Travail demandé
[1] Dans le texte sur l’enseignement en formation professionnelle, relevez les phénomènes présentés comme ceux qui obligent à revoir les pratiques pédagogiques.
[2] Poursuivez le texte sur l’enseignement en formation professionnelle à partir de sa dernière phrase.

Extrait fourni

-=-=-=-=-

J’ai animé un atelier en ligne lors de la Journée pédagogique nationale en formation professionnelle, le 14 novembre dernier, à l’intention des intervenants du secteur.
Vous pouvez visionner un extrait de ma présentation, qui inclut les explications des représentations en annexes.

L’adaptation de l’enseignement en formation professionnelle pour répondre aux défis du marché du travail et à l’évolution de la société est une préoccupation majeure pour moi.
L’avènement de l’IA générative, les bouleversements sociaux, la transformation du travail, la numérisation et l’automatisation nous obligent à revoir nos pratiques pédagogiques. Il est essentiel de favoriser le développement des habiletés cognitives afin de former des citoyens éclairés, capables d’agir sur leur réalité.

Dans mon atelier, j’ai voulu mettre en lumière les liens entre le genre d’enseignant que pouvons être, le style d’enseignement que nous adoptons et les méthodes que nous utilisons. Ces choix ont des impacts significatifs sur la finalité que nous visons : permettre aux apprenants de développer « LA » compétence professionnelle au niveau requis pour affronter les enjeux du marché du travail et de la société.

-=-=-=-=-

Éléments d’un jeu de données
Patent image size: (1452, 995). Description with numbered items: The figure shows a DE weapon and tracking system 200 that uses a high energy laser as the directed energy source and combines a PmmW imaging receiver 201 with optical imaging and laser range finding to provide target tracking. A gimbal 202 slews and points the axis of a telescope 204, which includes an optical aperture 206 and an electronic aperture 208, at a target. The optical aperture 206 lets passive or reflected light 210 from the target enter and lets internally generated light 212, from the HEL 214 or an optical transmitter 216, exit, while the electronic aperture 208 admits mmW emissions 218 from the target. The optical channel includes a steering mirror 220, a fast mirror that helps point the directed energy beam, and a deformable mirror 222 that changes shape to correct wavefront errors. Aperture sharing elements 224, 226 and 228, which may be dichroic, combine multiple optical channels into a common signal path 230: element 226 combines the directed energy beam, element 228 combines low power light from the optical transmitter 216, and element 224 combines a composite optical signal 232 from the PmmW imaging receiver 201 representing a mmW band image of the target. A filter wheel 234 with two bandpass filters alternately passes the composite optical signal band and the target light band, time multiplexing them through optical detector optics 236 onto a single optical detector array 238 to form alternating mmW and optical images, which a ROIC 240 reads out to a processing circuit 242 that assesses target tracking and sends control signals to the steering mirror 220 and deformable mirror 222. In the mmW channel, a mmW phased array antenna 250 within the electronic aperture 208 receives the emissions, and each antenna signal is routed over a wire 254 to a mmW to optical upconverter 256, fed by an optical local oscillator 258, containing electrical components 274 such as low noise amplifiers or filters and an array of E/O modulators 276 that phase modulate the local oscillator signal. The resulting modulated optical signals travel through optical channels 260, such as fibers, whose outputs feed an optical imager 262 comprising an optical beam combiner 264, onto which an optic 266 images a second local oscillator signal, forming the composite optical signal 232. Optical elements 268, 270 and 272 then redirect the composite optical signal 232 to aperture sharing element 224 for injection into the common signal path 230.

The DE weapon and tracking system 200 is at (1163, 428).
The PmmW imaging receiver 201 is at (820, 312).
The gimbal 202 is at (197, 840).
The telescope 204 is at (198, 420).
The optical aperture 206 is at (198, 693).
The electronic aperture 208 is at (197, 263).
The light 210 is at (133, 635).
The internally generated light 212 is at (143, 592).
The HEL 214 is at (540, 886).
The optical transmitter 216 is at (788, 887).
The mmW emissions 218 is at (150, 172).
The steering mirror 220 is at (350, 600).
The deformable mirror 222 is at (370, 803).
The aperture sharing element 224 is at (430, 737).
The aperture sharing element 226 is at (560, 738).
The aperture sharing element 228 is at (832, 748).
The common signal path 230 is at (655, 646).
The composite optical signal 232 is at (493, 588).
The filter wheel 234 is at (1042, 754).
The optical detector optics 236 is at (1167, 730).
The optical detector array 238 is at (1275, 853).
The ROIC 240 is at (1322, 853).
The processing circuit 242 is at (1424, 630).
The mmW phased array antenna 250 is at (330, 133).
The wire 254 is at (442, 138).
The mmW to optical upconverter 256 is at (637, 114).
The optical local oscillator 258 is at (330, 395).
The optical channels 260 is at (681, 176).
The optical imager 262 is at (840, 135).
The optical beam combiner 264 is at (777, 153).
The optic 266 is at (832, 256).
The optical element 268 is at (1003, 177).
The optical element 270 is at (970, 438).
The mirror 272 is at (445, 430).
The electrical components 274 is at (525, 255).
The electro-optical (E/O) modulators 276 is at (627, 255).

-=-=-=-=-

Réponses attendues
[1] L’avènement de l’IA générative, les bouleversements sociaux, la transformation du travail, la numérisation et l’automatisation.

[2]
Je souhaite que nous réfléchissions ensemble aux croyances, parfois biaisées, des effets de nos pratiques et méthodes d’enseignement, sur la réussite de la formation, pour l’élève.
Certaines approches conduisent à un « cul-de-sac cognitif », limitant l’apprenant à mémoriser et reproduire pour réussir les examens, plutôt que de comprendre, raisonner et ainsi adopter une posture réflexive. Or, c’est cette capacité à réfléchir sur ses choix et ses comportements qui fait de lui un véritable professionnel.